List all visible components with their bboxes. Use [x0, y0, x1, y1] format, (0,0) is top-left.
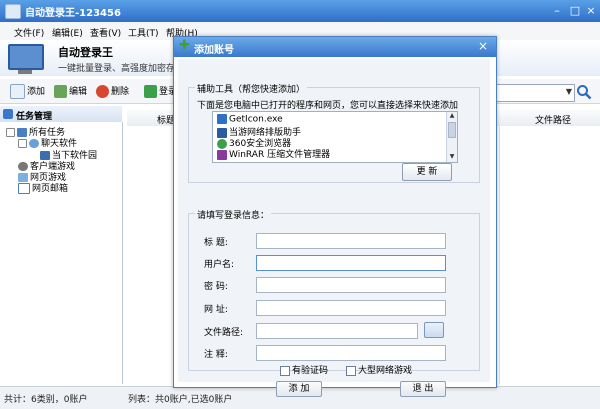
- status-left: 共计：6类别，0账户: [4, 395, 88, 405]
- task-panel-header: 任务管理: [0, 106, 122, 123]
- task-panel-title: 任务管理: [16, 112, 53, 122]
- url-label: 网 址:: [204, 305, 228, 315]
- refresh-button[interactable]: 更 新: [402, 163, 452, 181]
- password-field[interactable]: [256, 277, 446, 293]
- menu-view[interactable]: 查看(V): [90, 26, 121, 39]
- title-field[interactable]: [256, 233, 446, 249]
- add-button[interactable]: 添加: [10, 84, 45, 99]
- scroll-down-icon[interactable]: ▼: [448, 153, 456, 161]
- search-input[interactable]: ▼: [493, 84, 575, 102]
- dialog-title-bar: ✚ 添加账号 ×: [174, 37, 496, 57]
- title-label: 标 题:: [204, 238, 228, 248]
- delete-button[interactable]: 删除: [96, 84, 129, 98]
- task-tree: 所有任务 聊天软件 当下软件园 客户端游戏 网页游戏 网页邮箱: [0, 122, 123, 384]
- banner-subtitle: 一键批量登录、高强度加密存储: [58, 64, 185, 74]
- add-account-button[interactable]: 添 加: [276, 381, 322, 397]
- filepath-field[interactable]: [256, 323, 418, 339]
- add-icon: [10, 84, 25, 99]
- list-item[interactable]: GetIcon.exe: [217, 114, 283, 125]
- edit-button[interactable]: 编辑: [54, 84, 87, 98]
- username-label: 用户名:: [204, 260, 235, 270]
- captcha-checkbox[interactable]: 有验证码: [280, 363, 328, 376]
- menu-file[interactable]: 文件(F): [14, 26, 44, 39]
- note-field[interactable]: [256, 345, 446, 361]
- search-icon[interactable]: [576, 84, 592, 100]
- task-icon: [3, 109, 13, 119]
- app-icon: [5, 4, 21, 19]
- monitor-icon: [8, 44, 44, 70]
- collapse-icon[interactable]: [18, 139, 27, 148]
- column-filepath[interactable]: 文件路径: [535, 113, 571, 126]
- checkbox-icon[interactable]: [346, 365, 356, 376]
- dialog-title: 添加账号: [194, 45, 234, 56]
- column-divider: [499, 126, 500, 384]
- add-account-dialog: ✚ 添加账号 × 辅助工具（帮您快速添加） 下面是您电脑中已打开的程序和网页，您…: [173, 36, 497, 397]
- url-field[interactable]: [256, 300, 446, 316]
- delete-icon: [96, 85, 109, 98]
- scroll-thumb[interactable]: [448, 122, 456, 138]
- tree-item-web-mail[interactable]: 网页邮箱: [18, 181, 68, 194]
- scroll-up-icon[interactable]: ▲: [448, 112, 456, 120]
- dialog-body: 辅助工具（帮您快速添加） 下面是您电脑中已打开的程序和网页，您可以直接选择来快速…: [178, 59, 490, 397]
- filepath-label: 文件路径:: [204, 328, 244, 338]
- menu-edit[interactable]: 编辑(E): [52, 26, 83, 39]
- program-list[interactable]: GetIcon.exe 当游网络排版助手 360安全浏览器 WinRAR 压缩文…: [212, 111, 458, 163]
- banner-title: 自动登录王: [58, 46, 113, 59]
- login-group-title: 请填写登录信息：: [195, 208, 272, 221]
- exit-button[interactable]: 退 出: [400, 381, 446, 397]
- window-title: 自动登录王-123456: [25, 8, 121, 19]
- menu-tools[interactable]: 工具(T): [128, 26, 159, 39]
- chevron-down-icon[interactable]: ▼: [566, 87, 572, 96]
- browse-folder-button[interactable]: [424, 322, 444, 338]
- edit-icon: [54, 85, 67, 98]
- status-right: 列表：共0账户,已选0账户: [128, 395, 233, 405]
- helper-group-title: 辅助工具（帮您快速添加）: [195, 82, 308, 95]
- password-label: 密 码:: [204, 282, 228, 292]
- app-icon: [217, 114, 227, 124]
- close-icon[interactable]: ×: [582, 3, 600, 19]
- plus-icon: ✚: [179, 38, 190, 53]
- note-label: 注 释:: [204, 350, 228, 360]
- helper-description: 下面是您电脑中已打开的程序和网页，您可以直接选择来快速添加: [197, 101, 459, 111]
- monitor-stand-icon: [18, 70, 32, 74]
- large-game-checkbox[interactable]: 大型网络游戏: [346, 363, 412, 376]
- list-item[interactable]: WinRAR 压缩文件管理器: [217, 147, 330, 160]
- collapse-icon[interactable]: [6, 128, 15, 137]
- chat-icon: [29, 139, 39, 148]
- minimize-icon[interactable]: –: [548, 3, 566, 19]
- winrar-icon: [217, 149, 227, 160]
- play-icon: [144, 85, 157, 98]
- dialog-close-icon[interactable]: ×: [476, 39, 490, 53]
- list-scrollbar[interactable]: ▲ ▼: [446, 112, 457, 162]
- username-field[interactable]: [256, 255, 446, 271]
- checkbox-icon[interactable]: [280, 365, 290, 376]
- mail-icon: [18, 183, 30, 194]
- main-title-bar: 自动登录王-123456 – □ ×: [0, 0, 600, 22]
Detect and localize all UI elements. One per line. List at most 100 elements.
++++++++
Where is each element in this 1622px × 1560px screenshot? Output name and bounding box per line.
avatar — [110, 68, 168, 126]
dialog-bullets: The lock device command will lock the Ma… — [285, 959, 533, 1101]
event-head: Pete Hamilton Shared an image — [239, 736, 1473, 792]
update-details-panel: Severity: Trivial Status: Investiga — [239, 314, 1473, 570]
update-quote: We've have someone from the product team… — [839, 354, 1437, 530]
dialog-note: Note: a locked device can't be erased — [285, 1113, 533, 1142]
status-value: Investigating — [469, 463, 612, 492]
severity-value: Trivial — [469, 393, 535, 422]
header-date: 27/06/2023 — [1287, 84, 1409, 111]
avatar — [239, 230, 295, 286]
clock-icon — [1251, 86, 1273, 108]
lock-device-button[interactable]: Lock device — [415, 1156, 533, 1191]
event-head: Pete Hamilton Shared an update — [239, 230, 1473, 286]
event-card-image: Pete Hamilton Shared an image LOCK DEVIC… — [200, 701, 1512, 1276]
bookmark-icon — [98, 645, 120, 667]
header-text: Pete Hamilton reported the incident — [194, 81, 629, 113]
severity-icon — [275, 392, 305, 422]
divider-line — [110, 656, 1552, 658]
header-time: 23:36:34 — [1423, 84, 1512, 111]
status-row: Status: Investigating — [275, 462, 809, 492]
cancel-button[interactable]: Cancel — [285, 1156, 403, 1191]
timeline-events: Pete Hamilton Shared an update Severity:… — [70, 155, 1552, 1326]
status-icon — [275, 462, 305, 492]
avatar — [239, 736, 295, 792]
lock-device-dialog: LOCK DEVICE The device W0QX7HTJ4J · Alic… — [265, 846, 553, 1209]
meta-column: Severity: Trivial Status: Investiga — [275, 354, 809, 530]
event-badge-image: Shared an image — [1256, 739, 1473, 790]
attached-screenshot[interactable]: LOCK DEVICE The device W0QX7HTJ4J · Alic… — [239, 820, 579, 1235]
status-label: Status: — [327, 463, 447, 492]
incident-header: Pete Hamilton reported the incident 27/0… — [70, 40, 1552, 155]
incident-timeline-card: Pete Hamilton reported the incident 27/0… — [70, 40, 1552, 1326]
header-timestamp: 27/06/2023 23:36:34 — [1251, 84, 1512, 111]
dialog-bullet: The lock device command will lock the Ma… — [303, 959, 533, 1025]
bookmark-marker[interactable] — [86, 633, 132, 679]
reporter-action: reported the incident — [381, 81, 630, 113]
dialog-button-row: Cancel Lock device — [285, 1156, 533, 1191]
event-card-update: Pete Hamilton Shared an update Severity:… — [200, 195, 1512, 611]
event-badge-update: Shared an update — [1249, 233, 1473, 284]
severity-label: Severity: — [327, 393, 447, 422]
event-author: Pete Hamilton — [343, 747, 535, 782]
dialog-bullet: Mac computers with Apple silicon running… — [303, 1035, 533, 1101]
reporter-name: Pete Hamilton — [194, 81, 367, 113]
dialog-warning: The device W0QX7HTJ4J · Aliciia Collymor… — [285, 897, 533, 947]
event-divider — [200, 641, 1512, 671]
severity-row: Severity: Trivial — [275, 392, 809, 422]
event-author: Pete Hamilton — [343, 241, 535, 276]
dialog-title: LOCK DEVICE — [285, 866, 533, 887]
++++++++
Reproduce, without any changes, the stretch of the material above from the line containing "- status-left: 共计：6类别，0账户: [4, 395, 88, 405]" through the line containing "- task-tree: 所有任务", including both of those lines.

◆ SOLUTION FOR THIS TASK:
- status-left: 共计：6类别，0账户: [4, 395, 88, 405]
- task-panel-header: 任务管理: [0, 106, 122, 123]
- task-panel-title: 任务管理: [16, 112, 53, 122]
- url-label: 网 址:: [204, 305, 228, 315]
- refresh-button[interactable]: 更 新: [402, 163, 452, 181]
- password-field[interactable]: [256, 277, 446, 293]
- menu-view[interactable]: 查看(V): [90, 26, 121, 39]
- title-field[interactable]: [256, 233, 446, 249]
- add-button[interactable]: 添加: [10, 84, 45, 99]
- scroll-down-icon[interactable]: ▼: [448, 153, 456, 161]
- search-input[interactable]: ▼: [493, 84, 575, 102]
- dialog-title-bar: ✚ 添加账号 ×: [174, 37, 496, 57]
- title-label: 标 题:: [204, 238, 228, 248]
- delete-button[interactable]: 删除: [96, 84, 129, 98]
- task-tree: 所有任务 聊天软件 当下软件园 客户端游戏 网页游戏 网页邮箱: [0, 122, 123, 384]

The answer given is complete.